# [Saved data entries]
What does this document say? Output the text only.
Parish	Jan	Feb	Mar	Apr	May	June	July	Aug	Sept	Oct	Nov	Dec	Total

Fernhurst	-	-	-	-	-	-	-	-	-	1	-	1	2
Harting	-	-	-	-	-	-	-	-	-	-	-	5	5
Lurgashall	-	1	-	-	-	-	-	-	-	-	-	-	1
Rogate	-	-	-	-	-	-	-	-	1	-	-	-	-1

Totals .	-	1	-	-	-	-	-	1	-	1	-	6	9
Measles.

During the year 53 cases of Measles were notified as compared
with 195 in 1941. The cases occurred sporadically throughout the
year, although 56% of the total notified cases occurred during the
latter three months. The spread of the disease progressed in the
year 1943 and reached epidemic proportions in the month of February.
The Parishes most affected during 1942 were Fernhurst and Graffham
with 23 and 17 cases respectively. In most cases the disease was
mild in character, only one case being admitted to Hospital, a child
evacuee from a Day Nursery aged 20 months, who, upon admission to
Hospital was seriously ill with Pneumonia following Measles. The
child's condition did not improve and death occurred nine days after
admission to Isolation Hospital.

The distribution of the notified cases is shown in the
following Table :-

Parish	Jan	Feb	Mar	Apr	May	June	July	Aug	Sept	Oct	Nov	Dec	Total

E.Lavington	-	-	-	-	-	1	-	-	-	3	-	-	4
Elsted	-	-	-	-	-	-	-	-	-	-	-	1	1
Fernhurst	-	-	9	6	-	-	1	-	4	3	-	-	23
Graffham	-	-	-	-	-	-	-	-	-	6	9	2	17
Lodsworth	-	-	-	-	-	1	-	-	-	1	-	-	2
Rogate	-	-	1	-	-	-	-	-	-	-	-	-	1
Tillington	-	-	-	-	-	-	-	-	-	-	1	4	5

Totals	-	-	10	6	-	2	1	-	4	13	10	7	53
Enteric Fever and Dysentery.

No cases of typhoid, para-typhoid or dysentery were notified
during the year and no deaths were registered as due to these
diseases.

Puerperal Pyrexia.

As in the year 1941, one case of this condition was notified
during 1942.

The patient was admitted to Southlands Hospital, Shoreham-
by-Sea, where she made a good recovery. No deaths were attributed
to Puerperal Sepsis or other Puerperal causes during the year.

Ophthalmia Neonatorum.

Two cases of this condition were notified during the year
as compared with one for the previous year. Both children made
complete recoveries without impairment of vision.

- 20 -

# [WHAT THIS TASK INVOLVES]
Exactly as shown, repeat every record.

# [EXERCISE RESULT]
What does this document say? Output the text only.
Parish	Jan	Feb	Mar	Apr	May	June	July	Aug	Sept	Oct	Nov	Dec	Total

Fernhurst	-	-	-	-	-	-	-	-	-	1	-	1	2
Harting	-	-	-	-	-	-	-	-	-	-	-	5	5
Lurgashall	-	1	-	-	-	-	-	-	-	-	-	-	1
Rogate	-	-	-	-	-	-	-	-	1	-	-	-	-1

Totals .	-	1	-	-	-	-	-	1	-	1	-	6	9
Measles.

During the year 53 cases of Measles were notified as compared
with 195 in 1941. The cases occurred sporadically throughout the
year, although 56% of the total notified cases occurred during the
latter three months. The spread of the disease progressed in the
year 1943 and reached epidemic proportions in the month of February.
The Parishes most affected during 1942 were Fernhurst and Graffham
with 23 and 17 cases respectively. In most cases the disease was
mild in character, only one case being admitted to Hospital, a child
evacuee from a Day Nursery aged 20 months, who, upon admission to
Hospital was seriously ill with Pneumonia following Measles. The
child's condition did not improve and death occurred nine days after
admission to Isolation Hospital.

The distribution of the notified cases is shown in the
following Table :-

Parish	Jan	Feb	Mar	Apr	May	June	July	Aug	Sept	Oct	Nov	Dec	Total

E.Lavington	-	-	-	-	-	1	-	-	-	3	-	-	4
Elsted	-	-	-	-	-	-	-	-	-	-	-	1	1
Fernhurst	-	-	9	6	-	-	1	-	4	3	-	-	23
Graffham	-	-	-	-	-	-	-	-	-	6	9	2	17
Lodsworth	-	-	-	-	-	1	-	-	-	1	-	-	2
Rogate	-	-	1	-	-	-	-	-	-	-	-	-	1
Tillington	-	-	-	-	-	-	-	-	-	-	1	4	5

Totals	-	-	10	6	-	2	1	-	4	13	10	7	53
Enteric Fever and Dysentery.

No cases of typhoid, para-typhoid or dysentery were notified
during the year and no deaths were registered as due to these
diseases.

Puerperal Pyrexia.

As in the year 1941, one case of this condition was notified
during 1942.

The patient was admitted to Southlands Hospital, Shoreham-
by-Sea, where she made a good recovery. No deaths were attributed
to Puerperal Sepsis or other Puerperal causes during the year.

Ophthalmia Neonatorum.

Two cases of this condition were notified during the year
as compared with one for the previous year. Both children made
complete recoveries without impairment of vision.

- 20 -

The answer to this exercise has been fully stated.